* [Requirement]:
Find every line in the records below that contains the word "name", and copy each such line.

Data records:
──────────────────────────────

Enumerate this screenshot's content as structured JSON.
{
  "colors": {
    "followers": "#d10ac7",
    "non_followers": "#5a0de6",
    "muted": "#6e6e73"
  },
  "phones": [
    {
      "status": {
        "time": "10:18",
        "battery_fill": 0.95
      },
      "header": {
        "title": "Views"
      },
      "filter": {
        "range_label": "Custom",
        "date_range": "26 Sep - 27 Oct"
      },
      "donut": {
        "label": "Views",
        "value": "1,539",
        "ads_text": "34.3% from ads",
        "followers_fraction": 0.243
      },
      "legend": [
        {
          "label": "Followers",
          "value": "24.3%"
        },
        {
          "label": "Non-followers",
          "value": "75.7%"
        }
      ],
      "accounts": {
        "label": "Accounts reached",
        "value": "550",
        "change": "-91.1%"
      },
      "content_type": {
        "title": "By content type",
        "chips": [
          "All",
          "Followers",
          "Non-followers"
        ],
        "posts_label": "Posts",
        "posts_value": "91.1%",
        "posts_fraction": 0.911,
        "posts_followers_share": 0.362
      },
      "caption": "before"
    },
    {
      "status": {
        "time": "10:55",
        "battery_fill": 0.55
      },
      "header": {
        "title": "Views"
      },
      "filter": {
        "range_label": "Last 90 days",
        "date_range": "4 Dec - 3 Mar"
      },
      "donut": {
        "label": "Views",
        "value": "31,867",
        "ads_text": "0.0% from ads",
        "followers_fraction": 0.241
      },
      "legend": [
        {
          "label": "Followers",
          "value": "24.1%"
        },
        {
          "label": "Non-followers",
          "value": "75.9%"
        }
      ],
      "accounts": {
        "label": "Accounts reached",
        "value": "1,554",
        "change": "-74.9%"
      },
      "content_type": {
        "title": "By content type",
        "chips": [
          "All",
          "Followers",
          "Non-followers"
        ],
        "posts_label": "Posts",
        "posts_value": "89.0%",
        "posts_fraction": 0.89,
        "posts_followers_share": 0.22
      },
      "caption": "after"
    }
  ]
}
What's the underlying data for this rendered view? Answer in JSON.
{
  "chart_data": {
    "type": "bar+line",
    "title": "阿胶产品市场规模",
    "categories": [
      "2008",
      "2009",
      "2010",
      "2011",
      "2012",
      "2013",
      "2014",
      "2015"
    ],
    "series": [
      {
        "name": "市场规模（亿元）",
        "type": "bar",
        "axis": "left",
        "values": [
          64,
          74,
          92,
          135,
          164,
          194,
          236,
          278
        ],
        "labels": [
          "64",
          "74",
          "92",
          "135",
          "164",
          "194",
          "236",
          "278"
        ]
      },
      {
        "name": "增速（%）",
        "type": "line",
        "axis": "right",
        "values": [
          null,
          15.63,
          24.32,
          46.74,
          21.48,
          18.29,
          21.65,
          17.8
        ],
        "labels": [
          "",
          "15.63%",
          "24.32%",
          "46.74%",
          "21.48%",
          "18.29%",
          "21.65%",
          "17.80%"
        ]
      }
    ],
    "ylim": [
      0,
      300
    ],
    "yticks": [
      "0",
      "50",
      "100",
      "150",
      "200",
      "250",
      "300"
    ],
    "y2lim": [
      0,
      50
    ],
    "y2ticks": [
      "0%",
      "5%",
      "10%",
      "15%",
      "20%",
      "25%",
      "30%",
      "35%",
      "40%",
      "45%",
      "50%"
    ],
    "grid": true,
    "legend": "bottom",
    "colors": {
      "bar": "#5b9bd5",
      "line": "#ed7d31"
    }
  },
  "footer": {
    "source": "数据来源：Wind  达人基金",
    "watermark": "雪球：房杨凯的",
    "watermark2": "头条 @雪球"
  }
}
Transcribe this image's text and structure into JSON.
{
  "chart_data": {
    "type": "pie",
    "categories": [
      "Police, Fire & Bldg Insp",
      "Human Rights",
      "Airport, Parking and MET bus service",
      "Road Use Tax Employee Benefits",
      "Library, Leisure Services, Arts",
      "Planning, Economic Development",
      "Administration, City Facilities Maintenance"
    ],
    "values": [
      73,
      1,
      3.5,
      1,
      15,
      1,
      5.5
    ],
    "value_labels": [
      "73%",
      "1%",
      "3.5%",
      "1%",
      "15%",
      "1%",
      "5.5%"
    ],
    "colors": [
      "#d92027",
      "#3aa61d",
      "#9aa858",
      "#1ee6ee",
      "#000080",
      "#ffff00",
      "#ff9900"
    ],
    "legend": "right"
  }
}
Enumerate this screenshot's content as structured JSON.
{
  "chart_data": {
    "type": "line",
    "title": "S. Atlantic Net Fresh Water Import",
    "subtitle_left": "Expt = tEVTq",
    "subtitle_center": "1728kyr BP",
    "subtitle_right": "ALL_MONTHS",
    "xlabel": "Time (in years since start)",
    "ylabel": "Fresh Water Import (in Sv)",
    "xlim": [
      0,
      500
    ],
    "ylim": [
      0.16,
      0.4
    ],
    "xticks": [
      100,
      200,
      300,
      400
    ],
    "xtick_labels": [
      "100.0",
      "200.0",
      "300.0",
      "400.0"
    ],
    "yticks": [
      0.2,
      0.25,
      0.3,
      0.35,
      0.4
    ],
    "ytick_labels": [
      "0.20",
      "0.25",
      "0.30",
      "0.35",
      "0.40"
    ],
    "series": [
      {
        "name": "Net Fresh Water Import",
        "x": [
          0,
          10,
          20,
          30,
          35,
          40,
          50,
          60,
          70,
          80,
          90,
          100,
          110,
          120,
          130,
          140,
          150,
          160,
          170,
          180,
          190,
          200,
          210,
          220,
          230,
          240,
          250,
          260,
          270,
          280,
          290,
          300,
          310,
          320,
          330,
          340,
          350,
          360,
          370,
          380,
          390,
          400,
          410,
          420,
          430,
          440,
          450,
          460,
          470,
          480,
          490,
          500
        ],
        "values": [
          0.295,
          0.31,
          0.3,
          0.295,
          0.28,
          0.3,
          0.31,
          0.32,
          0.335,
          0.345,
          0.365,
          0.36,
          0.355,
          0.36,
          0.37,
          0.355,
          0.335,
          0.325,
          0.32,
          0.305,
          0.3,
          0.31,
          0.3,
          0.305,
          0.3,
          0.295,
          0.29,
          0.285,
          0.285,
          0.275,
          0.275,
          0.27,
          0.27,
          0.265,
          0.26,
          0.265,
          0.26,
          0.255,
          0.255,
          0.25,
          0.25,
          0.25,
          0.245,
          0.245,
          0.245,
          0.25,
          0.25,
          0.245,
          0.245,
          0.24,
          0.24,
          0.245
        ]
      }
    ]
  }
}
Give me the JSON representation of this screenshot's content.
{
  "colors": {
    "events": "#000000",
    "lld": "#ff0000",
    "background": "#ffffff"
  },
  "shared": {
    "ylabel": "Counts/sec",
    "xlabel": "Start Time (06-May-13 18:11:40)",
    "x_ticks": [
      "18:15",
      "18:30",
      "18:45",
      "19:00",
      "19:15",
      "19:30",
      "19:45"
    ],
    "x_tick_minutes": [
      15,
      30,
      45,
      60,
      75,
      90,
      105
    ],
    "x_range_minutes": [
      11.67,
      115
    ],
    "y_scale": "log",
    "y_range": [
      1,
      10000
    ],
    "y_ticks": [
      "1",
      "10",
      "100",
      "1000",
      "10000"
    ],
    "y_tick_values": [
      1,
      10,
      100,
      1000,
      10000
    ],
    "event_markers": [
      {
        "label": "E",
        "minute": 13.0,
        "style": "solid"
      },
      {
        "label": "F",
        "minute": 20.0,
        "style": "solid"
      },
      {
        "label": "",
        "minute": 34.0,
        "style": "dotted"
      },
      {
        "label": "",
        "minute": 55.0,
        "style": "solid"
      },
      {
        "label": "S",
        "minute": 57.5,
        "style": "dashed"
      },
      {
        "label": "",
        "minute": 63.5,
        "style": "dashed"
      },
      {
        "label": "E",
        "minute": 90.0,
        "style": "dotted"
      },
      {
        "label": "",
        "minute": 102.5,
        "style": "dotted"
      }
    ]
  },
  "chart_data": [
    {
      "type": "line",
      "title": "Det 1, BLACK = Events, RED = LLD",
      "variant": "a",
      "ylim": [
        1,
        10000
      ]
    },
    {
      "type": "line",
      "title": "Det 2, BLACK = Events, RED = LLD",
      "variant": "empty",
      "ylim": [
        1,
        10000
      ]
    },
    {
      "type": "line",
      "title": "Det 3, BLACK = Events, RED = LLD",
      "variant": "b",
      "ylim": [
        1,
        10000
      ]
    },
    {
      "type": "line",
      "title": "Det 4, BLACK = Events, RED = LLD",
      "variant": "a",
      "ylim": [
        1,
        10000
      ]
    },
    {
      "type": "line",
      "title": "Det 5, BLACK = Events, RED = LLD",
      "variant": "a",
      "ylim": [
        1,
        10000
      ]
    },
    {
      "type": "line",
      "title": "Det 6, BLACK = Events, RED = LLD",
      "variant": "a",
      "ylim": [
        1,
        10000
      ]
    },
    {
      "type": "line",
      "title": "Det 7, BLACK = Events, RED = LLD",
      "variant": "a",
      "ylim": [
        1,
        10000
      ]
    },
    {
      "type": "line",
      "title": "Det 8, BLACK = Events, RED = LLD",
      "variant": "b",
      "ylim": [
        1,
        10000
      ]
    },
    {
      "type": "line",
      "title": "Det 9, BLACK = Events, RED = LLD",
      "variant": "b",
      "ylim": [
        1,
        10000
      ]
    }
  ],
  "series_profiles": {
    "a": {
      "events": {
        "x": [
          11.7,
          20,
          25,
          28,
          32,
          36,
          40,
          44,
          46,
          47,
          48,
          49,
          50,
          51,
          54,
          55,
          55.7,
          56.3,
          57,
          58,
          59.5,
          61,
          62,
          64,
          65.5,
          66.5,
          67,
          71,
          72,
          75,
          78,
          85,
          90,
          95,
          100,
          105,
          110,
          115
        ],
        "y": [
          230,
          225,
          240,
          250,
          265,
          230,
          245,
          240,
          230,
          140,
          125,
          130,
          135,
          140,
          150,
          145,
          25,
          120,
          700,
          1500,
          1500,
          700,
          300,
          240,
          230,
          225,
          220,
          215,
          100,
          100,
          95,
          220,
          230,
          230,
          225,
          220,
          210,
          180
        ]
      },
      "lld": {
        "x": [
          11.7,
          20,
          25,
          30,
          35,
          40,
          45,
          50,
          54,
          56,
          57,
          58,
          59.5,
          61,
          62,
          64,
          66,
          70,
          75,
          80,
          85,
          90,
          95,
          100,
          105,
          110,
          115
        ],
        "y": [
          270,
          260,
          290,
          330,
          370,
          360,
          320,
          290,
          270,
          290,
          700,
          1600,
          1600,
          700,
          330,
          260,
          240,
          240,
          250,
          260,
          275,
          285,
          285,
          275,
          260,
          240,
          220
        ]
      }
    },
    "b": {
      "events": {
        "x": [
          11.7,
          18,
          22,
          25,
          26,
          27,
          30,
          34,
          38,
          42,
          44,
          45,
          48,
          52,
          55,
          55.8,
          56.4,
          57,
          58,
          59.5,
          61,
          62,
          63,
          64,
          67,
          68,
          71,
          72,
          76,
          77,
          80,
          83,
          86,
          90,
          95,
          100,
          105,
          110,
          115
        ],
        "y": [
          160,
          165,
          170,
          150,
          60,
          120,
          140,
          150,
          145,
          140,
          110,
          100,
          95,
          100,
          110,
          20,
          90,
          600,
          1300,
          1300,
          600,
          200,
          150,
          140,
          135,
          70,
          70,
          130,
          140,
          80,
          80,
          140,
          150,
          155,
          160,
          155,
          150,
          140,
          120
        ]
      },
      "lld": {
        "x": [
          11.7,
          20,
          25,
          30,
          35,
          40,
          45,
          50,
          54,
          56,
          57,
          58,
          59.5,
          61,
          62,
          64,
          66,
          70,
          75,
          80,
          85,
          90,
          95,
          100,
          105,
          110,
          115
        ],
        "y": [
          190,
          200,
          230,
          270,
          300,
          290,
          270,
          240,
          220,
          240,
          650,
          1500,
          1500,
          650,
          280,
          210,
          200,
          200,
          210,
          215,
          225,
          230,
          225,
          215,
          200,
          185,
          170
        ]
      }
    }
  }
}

──────────────────────────────

* [Response to this task]:
        "name": "市场规模（亿元）",
        "name": "增速（%）",
        "name": "Net Fresh Water Import",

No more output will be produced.